[Stated goal]: Each entry below is to be extracted exactly.

---

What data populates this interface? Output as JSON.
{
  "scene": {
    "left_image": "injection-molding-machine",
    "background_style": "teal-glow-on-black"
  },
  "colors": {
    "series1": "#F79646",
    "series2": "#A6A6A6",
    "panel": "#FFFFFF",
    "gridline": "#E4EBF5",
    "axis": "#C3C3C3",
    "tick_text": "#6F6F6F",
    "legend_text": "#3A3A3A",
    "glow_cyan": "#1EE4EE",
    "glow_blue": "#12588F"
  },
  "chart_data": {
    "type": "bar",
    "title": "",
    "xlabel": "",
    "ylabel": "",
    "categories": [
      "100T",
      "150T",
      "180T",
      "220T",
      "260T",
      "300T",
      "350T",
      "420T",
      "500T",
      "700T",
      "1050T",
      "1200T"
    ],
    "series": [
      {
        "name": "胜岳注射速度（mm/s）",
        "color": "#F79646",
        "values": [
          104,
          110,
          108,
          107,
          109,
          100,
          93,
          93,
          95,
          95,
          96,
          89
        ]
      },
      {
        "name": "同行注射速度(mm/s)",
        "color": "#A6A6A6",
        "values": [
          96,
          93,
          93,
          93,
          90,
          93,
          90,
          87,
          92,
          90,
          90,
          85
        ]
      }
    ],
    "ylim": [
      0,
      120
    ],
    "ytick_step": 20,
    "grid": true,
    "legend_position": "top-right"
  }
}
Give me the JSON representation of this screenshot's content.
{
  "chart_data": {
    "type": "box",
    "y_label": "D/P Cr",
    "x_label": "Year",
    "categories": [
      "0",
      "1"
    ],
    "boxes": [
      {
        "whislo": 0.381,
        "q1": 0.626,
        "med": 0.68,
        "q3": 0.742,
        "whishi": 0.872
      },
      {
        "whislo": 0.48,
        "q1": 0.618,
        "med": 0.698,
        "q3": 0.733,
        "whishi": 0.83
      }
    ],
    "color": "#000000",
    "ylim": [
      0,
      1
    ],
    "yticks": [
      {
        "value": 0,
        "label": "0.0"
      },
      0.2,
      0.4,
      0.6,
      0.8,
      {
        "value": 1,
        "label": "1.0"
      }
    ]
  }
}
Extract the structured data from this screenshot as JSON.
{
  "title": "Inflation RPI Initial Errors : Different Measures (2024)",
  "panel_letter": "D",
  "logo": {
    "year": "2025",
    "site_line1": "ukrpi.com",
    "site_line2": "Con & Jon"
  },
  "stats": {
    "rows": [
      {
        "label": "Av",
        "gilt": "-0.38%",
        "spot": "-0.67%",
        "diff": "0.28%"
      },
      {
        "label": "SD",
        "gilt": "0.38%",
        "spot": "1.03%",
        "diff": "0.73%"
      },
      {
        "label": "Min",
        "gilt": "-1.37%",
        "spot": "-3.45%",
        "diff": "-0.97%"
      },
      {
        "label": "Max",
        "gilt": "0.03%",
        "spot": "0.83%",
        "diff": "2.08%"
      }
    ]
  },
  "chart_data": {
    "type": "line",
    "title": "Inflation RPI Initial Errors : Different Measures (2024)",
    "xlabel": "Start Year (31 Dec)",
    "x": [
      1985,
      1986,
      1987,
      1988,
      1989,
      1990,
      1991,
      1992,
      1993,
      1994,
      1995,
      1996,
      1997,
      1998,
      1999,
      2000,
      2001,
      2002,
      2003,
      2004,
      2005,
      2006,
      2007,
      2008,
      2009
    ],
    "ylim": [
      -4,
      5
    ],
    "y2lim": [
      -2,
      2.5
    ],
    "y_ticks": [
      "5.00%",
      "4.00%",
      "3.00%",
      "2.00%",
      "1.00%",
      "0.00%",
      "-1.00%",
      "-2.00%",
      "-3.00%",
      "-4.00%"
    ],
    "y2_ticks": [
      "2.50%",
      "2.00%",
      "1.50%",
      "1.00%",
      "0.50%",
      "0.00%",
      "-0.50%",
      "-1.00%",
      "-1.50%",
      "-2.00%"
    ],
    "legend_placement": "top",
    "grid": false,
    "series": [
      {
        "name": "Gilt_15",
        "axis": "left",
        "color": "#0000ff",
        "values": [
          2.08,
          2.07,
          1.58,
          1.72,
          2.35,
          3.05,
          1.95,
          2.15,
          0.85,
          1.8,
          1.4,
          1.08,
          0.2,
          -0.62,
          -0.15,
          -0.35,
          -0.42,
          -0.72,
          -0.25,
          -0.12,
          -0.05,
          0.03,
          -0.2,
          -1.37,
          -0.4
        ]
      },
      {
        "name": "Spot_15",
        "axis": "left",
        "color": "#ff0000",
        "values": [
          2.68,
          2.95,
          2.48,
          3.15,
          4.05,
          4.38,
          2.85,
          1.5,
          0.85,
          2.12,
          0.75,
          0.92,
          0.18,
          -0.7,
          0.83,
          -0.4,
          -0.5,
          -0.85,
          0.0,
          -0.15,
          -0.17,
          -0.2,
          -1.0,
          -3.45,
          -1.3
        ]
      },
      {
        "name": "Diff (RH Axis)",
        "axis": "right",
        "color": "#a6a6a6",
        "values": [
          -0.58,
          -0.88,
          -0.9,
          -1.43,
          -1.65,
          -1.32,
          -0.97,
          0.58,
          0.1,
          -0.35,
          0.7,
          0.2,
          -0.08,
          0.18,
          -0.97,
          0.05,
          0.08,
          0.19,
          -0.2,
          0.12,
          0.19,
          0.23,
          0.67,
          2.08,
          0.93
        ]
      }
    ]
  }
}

---

[Response for this exercise]:
What data populates this interface? Output as JSON.
{
  "scene": {
    "left_image": "injection-molding-machine",
    "background_style": "teal-glow-on-black"
  },
  "colors": {
    "series1": "#F79646",
    "series2": "#A6A6A6",
    "panel": "#FFFFFF",
    "gridline": "#E4EBF5",
    "axis": "#C3C3C3",
    "tick_text": "#6F6F6F",
    "legend_text": "#3A3A3A",
    "glow_cyan": "#1EE4EE",
    "glow_blue": "#12588F"
  },
  "chart_data": {
    "type": "bar",
    "title": "",
    "xlabel": "",
    "ylabel": "",
    "categories": [
      "100T",
      "150T",
      "180T",
      "220T",
      "260T",
      "300T",
      "350T",
      "420T",
      "500T",
      "700T",
      "1050T",
      "1200T"
    ],
    "series": [
      {
        "name": "胜岳注射速度（mm/s）",
        "color": "#F79646",
        "values": [
          104,
          110,
          108,
          107,
          109,
          100,
          93,
          93,
          95,
          95,
          96,
          89
        ]
      },
      {
        "name": "同行注射速度(mm/s)",
        "color": "#A6A6A6",
        "values": [
          96,
          93,
          93,
          93,
          90,
          93,
          90,
          87,
          92,
          90,
          90,
          85
        ]
      }
    ],
    "ylim": [
      0,
      120
    ],
    "ytick_step": 20,
    "grid": true,
    "legend_position": "top-right"
  }
}
Give me the JSON representation of this screenshot's content.
{
  "chart_data": {
    "type": "box",
    "y_label": "D/P Cr",
    "x_label": "Year",
    "categories": [
      "0",
      "1"
    ],
    "boxes": [
      {
        "whislo": 0.381,
        "q1": 0.626,
        "med": 0.68,
        "q3": 0.742,
        "whishi": 0.872
      },
      {
        "whislo": 0.48,
        "q1": 0.618,
        "med": 0.698,
        "q3": 0.733,
        "whishi": 0.83
      }
    ],
    "color": "#000000",
    "ylim": [
      0,
      1
    ],
    "yticks": [
      {
        "value": 0,
        "label": "0.0"
      },
      0.2,
      0.4,
      0.6,
      0.8,
      {
        "value": 1,
        "label": "1.0"
      }
    ]
  }
}
Extract the structured data from this screenshot as JSON.
{
  "title": "Inflation RPI Initial Errors : Different Measures (2024)",
  "panel_letter": "D",
  "logo": {
    "year": "2025",
    "site_line1": "ukrpi.com",
    "site_line2": "Con & Jon"
  },
  "stats": {
    "rows": [
      {
        "label": "Av",
        "gilt": "-0.38%",
        "spot": "-0.67%",
        "diff": "0.28%"
      },
      {
        "label": "SD",
        "gilt": "0.38%",
        "spot": "1.03%",
        "diff": "0.73%"
      },
      {
        "label": "Min",
        "gilt": "-1.37%",
        "spot": "-3.45%",
        "diff": "-0.97%"
      },
      {
        "label": "Max",
        "gilt": "0.03%",
        "spot": "0.83%",
        "diff": "2.08%"
      }
    ]
  },
  "chart_data": {
    "type": "line",
    "title": "Inflation RPI Initial Errors : Different Measures (2024)",
    "xlabel": "Start Year (31 Dec)",
    "x": [
      1985,
      1986,
      1987,
      1988,
      1989,
      1990,
      1991,
      1992,
      1993,
      1994,
      1995,
      1996,
      1997,
      1998,
      1999,
      2000,
      2001,
      2002,
      2003,
      2004,
      2005,
      2006,
      2007,
      2008,
      2009
    ],
    "ylim": [
      -4,
      5
    ],
    "y2lim": [
      -2,
      2.5
    ],
    "y_ticks": [
      "5.00%",
      "4.00%",
      "3.00%",
      "2.00%",
      "1.00%",
      "0.00%",
      "-1.00%",
      "-2.00%",
      "-3.00%",
      "-4.00%"
    ],
    "y2_ticks": [
      "2.50%",
      "2.00%",
      "1.50%",
      "1.00%",
      "0.50%",
      "0.00%",
      "-0.50%",
      "-1.00%",
      "-1.50%",
      "-2.00%"
    ],
    "legend_placement": "top",
    "grid": false,
    "series": [
      {
        "name": "Gilt_15",
        "axis": "left",
        "color": "#0000ff",
        "values": [
          2.08,
          2.07,
          1.58,
          1.72,
          2.35,
          3.05,
          1.95,
          2.15,
          0.85,
          1.8,
          1.4,
          1.08,
          0.2,
          -0.62,
          -0.15,
          -0.35,
          -0.42,
          -0.72,
          -0.25,
          -0.12,
          -0.05,
          0.03,
          -0.2,
          -1.37,
          -0.4
        ]
      },
      {
        "name": "Spot_15",
        "axis": "left",
        "color": "#ff0000",
        "values": [
          2.68,
          2.95,
          2.48,
          3.15,
          4.05,
          4.38,
          2.85,
          1.5,
          0.85,
          2.12,
          0.75,
          0.92,
          0.18,
          -0.7,
          0.83,
          -0.4,
          -0.5,
          -0.85,
          0.0,
          -0.15,
          -0.17,
          -0.2,
          -1.0,
          -3.45,
          -1.3
        ]
      },
      {
        "name": "Diff (RH Axis)",
        "axis": "right",
        "color": "#a6a6a6",
        "values": [
          -0.58,
          -0.88,
          -0.9,
          -1.43,
          -1.65,
          -1.32,
          -0.97,
          0.58,
          0.1,
          -0.35,
          0.7,
          0.2,
          -0.08,
          0.18,
          -0.97,
          0.05,
          0.08,
          0.19,
          -0.2,
          0.12,
          0.19,
          0.23,
          0.67,
          2.08,
          0.93
        ]
      }
    ]
  }
}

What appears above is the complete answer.